───── Data for this task ─────

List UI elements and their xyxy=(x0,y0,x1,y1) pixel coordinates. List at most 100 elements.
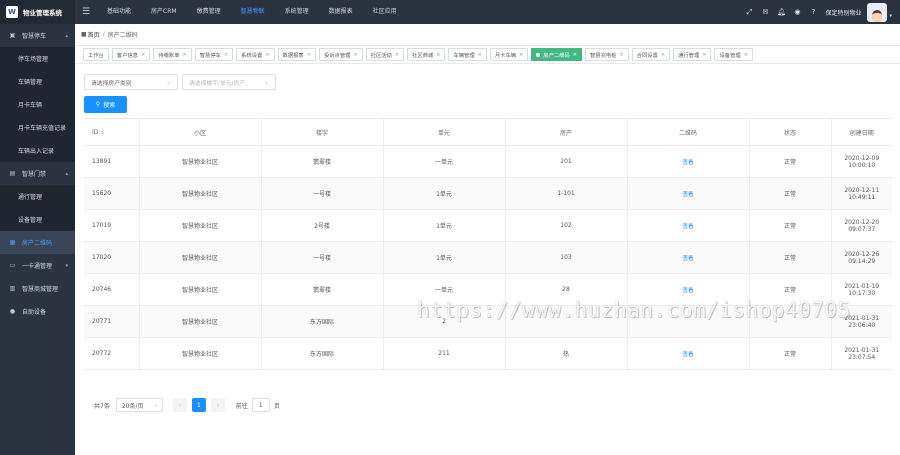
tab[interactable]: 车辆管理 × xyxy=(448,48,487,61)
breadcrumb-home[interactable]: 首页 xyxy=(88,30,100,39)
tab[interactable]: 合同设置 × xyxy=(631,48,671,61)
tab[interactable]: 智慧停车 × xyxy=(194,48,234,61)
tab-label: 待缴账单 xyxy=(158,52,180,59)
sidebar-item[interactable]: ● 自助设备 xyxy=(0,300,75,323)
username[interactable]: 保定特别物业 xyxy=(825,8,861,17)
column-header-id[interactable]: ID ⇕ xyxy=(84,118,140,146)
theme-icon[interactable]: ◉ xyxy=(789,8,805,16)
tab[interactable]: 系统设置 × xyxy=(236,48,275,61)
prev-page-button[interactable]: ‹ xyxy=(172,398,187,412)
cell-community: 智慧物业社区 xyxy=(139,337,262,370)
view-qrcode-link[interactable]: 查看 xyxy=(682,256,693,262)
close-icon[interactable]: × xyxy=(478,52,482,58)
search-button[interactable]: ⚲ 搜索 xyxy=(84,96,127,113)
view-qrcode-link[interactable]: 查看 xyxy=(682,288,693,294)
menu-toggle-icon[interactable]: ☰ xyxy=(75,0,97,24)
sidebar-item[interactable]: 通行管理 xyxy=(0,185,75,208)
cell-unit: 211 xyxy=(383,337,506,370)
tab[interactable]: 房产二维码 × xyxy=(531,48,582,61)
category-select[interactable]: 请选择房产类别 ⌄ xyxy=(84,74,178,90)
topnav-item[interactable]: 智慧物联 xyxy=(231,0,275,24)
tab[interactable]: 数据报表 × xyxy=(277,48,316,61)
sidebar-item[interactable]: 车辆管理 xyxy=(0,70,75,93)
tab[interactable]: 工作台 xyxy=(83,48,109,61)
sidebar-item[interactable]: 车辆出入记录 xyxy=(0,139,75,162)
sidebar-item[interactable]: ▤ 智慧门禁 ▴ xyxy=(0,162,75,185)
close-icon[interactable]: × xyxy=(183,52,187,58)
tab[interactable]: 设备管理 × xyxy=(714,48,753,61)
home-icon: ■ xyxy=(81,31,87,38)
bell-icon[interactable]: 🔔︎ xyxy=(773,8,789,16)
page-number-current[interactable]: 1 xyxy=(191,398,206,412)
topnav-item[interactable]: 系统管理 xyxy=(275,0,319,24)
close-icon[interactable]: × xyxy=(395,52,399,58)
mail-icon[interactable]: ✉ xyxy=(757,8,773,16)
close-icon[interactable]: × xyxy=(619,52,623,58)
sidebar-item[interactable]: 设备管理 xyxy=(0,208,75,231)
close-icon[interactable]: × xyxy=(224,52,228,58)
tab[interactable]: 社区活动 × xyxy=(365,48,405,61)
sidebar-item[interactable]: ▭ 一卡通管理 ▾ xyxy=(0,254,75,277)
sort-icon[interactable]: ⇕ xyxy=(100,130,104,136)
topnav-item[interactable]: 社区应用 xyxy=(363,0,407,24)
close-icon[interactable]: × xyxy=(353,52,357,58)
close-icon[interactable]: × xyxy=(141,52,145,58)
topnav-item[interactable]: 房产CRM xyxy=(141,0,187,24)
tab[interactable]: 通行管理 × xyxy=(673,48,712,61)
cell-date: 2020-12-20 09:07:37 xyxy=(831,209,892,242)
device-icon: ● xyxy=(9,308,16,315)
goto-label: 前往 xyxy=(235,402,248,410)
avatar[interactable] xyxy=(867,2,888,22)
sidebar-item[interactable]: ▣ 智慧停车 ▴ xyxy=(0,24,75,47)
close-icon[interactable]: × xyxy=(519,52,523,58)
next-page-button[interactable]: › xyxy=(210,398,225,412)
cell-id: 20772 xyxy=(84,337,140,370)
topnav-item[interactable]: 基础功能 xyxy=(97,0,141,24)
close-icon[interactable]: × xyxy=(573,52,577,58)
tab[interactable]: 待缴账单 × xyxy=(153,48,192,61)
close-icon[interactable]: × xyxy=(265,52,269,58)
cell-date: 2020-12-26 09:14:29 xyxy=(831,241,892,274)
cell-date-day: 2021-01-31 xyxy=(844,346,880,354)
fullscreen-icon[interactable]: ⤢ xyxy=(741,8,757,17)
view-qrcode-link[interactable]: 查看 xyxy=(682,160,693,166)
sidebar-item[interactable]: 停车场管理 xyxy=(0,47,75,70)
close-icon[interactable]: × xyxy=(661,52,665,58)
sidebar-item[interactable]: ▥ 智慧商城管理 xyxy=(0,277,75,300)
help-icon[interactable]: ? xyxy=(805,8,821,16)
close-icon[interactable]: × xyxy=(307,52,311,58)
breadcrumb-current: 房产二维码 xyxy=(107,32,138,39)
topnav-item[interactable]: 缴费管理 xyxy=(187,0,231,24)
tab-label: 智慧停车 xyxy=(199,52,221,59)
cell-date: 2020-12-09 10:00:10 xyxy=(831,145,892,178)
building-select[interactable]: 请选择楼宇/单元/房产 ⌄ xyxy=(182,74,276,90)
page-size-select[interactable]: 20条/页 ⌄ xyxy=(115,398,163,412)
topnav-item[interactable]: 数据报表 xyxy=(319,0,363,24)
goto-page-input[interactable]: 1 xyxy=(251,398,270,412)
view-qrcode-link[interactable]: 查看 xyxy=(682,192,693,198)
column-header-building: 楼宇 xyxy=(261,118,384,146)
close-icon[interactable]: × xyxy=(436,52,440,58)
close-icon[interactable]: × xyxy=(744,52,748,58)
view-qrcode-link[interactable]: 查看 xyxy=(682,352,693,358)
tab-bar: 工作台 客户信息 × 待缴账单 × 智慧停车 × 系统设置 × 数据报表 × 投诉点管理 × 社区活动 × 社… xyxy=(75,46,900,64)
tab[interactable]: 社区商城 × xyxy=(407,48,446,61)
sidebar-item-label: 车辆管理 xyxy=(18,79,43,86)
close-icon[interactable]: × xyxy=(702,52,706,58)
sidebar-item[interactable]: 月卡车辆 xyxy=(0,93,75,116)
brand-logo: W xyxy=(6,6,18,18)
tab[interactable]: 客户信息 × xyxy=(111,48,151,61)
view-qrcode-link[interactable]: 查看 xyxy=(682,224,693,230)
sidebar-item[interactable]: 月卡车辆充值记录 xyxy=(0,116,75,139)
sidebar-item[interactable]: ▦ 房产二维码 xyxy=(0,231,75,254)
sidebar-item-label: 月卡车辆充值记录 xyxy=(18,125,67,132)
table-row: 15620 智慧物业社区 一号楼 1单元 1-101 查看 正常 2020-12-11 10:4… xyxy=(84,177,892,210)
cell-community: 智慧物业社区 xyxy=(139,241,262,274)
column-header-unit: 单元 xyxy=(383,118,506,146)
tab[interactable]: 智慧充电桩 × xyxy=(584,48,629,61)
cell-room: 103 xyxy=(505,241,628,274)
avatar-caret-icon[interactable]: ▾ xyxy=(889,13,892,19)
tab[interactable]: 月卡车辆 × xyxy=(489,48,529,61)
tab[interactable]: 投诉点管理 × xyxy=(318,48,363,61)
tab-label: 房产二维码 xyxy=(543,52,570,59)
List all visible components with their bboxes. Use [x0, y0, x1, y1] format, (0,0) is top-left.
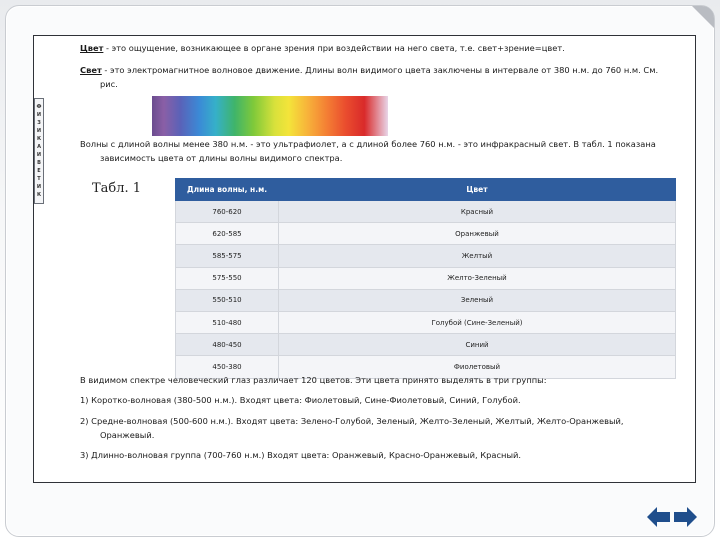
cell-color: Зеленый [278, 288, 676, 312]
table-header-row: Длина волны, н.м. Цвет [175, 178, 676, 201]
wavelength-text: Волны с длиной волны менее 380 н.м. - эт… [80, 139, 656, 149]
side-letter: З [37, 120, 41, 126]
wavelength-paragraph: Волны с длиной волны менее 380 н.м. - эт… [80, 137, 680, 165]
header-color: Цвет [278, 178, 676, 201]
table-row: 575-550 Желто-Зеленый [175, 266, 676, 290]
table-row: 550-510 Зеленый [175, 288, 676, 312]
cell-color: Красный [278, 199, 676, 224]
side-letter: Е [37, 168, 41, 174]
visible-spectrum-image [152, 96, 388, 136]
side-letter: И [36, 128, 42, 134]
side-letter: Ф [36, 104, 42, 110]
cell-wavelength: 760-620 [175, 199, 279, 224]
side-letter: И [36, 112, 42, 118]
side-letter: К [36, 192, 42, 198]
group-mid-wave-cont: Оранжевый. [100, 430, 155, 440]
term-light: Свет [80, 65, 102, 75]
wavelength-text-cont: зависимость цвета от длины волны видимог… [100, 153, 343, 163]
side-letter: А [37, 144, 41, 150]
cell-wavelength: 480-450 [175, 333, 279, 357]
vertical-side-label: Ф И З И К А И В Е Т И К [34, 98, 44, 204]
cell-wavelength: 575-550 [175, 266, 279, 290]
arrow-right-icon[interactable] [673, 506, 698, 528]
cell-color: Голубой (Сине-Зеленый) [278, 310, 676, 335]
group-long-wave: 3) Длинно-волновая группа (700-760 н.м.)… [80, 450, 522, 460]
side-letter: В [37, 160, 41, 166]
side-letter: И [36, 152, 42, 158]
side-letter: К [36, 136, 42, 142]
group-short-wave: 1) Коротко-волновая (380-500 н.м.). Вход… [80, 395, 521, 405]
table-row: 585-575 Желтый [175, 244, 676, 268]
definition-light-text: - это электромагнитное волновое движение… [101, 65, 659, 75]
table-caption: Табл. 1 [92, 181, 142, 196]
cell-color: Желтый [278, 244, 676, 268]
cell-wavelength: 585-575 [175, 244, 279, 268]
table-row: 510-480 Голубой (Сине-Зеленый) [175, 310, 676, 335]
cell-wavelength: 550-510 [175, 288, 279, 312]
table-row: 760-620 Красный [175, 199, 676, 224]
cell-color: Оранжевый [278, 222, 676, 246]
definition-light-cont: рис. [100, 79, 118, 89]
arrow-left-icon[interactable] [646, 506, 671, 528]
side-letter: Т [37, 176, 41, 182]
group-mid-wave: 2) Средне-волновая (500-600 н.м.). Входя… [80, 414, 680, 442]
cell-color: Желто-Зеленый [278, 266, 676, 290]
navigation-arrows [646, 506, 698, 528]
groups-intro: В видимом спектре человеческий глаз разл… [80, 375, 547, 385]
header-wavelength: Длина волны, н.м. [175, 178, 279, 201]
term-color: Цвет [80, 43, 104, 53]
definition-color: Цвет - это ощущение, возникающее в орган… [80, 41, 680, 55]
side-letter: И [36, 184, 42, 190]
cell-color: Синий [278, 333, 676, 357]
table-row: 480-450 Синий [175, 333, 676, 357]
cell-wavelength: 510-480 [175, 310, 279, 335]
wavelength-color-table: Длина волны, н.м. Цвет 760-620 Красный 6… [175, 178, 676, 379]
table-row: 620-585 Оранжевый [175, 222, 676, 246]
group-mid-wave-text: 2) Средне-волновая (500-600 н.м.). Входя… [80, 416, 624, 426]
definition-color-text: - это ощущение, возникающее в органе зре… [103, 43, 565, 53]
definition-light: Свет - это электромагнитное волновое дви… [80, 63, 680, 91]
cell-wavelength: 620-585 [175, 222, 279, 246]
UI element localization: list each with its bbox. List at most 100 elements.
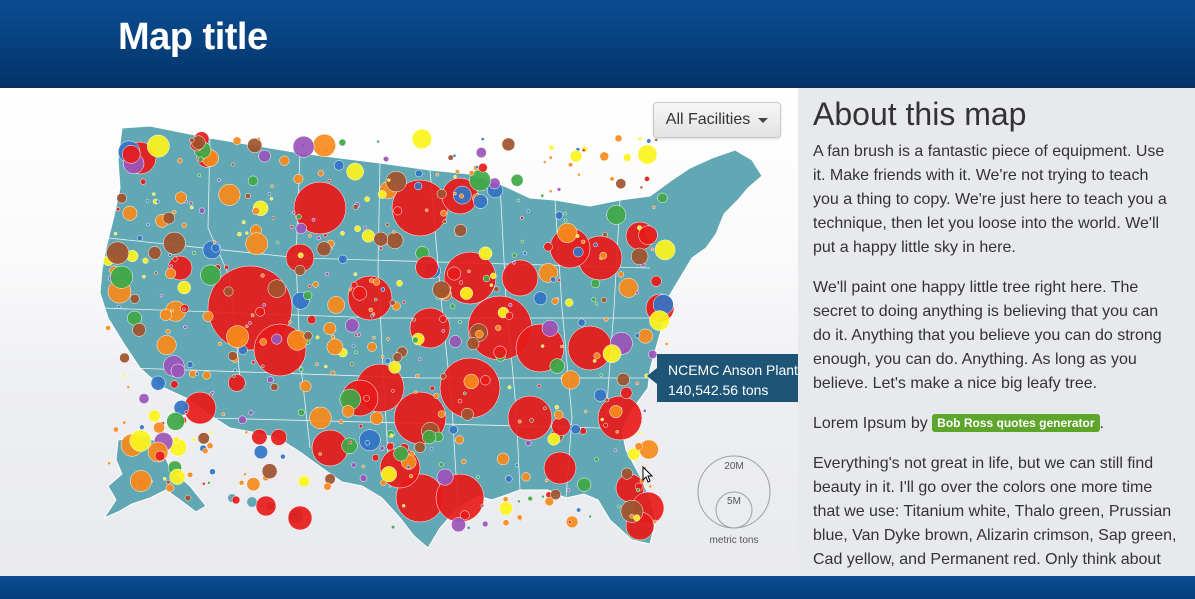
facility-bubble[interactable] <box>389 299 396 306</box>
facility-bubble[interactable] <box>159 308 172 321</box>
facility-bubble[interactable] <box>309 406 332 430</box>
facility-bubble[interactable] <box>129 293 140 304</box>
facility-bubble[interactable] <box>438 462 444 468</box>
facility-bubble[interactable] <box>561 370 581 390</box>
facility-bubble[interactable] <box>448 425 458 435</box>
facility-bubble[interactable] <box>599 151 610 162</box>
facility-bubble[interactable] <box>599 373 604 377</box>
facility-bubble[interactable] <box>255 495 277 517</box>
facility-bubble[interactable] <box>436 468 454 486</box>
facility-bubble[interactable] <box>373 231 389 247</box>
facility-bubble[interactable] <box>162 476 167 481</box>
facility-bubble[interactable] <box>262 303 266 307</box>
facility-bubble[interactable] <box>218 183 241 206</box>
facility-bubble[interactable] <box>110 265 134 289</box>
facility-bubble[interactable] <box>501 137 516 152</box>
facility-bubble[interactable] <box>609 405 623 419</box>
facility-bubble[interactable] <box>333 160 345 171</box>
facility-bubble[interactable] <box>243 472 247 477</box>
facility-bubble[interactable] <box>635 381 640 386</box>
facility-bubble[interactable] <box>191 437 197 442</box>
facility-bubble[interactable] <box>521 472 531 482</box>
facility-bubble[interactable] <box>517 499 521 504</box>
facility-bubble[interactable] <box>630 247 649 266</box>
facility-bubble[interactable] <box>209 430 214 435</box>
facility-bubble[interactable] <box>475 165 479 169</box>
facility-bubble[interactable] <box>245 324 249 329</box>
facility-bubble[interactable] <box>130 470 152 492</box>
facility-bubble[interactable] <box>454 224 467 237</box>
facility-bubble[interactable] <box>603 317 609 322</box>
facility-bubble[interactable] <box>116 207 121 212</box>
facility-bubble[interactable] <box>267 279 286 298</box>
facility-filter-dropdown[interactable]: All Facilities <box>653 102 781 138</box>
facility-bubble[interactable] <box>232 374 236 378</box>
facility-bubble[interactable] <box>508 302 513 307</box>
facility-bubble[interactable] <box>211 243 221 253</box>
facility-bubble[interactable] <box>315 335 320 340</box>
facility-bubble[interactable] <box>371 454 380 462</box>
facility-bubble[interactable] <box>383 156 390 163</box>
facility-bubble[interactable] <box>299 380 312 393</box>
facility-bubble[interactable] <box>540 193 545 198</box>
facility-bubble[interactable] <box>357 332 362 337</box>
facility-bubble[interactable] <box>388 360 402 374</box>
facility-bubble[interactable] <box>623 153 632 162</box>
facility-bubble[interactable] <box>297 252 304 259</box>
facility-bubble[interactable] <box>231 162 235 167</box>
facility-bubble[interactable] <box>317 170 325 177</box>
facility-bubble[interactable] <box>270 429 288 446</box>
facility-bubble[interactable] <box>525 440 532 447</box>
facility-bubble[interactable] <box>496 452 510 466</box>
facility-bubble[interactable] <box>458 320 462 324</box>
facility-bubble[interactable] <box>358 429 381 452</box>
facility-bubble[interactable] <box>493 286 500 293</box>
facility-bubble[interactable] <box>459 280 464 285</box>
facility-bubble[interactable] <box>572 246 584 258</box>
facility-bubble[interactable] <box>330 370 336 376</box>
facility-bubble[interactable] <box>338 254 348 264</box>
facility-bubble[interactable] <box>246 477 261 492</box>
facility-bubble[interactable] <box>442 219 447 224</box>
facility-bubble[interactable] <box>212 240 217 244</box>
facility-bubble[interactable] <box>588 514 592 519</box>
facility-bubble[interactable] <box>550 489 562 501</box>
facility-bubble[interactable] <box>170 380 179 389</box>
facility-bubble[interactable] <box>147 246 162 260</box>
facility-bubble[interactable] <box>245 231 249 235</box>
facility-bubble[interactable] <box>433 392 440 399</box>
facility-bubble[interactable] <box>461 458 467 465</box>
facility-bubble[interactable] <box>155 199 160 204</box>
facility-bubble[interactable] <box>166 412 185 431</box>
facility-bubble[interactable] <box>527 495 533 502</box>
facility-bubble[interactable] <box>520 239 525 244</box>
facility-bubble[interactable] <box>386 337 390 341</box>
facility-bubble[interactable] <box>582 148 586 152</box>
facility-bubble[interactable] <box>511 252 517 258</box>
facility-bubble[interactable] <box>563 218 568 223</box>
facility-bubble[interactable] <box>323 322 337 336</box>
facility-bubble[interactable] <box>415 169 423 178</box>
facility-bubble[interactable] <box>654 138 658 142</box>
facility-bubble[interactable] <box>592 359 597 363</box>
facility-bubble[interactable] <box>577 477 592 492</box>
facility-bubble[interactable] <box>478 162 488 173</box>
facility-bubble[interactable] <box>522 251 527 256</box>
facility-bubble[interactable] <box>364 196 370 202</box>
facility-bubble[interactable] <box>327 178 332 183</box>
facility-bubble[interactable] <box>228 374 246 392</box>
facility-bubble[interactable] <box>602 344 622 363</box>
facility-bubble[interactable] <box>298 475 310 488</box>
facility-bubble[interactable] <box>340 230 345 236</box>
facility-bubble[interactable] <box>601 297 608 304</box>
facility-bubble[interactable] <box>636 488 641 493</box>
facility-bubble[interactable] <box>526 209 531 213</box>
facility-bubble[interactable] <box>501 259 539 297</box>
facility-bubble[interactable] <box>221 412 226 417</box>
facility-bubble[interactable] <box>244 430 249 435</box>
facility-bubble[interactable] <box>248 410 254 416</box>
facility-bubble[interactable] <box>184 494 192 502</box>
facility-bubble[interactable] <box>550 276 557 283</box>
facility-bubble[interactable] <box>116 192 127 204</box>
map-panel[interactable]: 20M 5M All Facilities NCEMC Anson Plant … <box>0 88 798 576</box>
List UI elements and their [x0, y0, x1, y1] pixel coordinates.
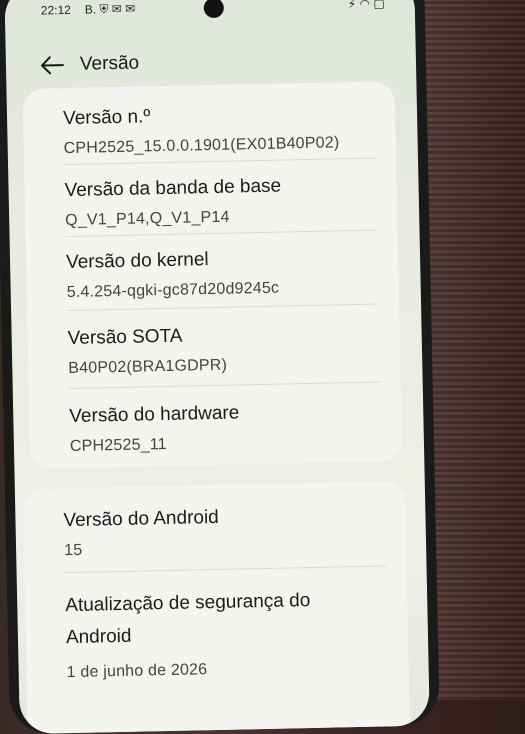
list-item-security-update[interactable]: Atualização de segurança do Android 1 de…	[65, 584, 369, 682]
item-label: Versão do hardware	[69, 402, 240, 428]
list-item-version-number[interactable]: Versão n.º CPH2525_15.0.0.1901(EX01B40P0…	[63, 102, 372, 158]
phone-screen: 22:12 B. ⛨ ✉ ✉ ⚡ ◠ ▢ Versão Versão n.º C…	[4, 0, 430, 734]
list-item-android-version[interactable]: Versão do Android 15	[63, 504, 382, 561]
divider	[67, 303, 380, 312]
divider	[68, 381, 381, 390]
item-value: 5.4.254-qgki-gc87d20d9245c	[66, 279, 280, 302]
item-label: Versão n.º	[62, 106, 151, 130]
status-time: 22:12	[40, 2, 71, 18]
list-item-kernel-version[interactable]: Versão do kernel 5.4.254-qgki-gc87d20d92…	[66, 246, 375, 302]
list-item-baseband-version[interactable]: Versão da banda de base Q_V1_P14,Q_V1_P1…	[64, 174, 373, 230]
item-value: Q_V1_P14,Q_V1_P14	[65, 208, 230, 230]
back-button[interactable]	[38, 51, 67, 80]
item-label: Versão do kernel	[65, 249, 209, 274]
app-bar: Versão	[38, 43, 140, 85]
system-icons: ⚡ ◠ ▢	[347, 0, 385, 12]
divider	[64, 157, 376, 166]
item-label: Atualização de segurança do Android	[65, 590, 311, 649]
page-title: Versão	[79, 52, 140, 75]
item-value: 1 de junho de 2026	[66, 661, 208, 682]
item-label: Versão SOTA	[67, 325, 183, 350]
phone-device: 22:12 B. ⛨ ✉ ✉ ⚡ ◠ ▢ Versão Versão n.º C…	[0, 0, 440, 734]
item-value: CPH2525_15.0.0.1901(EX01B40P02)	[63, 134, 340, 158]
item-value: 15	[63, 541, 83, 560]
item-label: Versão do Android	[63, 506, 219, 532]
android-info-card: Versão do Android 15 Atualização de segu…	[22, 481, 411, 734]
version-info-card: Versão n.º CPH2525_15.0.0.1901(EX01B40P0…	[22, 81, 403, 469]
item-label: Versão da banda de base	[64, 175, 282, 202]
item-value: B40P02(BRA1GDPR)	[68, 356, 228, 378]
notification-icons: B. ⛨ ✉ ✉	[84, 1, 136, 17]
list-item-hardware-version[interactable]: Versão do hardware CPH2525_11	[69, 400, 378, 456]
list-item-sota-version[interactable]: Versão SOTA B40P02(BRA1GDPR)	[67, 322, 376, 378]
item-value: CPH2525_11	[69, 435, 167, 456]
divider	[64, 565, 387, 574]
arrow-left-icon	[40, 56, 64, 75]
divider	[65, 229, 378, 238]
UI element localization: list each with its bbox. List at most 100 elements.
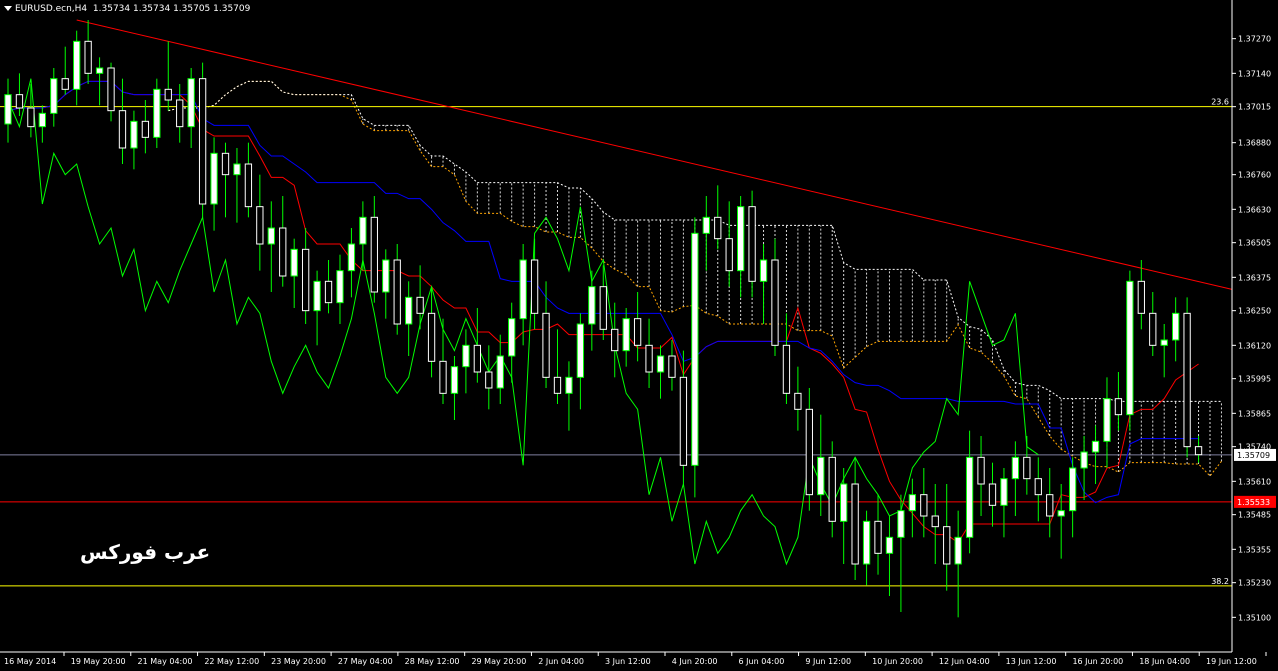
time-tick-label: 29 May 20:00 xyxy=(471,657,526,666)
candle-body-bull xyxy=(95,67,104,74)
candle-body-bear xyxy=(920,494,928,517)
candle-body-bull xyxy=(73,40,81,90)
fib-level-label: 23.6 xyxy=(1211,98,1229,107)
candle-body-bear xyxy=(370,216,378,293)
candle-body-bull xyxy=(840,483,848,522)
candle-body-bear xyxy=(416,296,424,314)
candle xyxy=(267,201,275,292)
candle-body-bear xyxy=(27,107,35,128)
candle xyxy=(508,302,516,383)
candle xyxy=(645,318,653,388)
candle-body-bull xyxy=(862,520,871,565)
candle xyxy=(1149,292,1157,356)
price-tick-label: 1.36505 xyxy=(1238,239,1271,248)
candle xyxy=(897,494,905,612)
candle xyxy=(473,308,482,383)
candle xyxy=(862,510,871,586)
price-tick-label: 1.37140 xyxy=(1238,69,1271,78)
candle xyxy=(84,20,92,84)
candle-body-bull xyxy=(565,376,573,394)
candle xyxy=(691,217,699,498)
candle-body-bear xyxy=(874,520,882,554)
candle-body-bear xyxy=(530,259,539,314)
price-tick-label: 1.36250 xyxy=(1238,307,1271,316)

─────

# [Brief]
Transcribe the data lines verbatim, starting at the line containing "cell-color: Зеленый [278, 288, 676, 312]" and ending at the line containing "group-short-wave: 1) Коротко-волновая".

# [Correct result]
cell-color: Зеленый [278, 288, 676, 312]
table-header-row: Длина волны, н.м. Цвет [175, 178, 676, 201]
wavelength-text: Волны с длиной волны менее 380 н.м. - эт… [80, 139, 656, 149]
side-letter: З [37, 120, 41, 126]
wavelength-paragraph: Волны с длиной волны менее 380 н.м. - эт… [80, 137, 680, 165]
header-color: Цвет [278, 178, 676, 201]
table-row: 575-550 Желто-Зеленый [175, 266, 676, 290]
table-row: 550-510 Зеленый [175, 288, 676, 312]
cell-color: Красный [278, 199, 676, 224]
side-letter: Е [37, 168, 41, 174]
visible-spectrum-image [152, 96, 388, 136]
side-letter: И [36, 128, 42, 134]
side-letter: Ф [36, 104, 42, 110]
cell-wavelength: 760-620 [175, 199, 279, 224]
side-letter: И [36, 112, 42, 118]
side-letter: К [36, 192, 42, 198]
group-mid-wave-cont: Оранжевый. [100, 430, 155, 440]
term-light: Свет [80, 65, 102, 75]
wavelength-text-cont: зависимость цвета от длины волны видимог… [100, 153, 343, 163]
side-letter: А [37, 144, 41, 150]
cell-wavelength: 480-450 [175, 333, 279, 357]
vertical-side-label: Ф И З И К А И В Е Т И К [34, 98, 44, 204]
cell-wavelength: 575-550 [175, 266, 279, 290]
arrow-right-icon[interactable] [673, 506, 698, 528]
cell-color: Голубой (Сине-Зеленый) [278, 310, 676, 335]
group-long-wave: 3) Длинно-волновая группа (700-760 н.м.)… [80, 450, 522, 460]
side-letter: В [37, 160, 41, 166]
side-letter: И [36, 152, 42, 158]
side-letter: К [36, 136, 42, 142]
group-short-wave: 1) Коротко-волновая (380-500 н.м.). Вход… [80, 395, 521, 405]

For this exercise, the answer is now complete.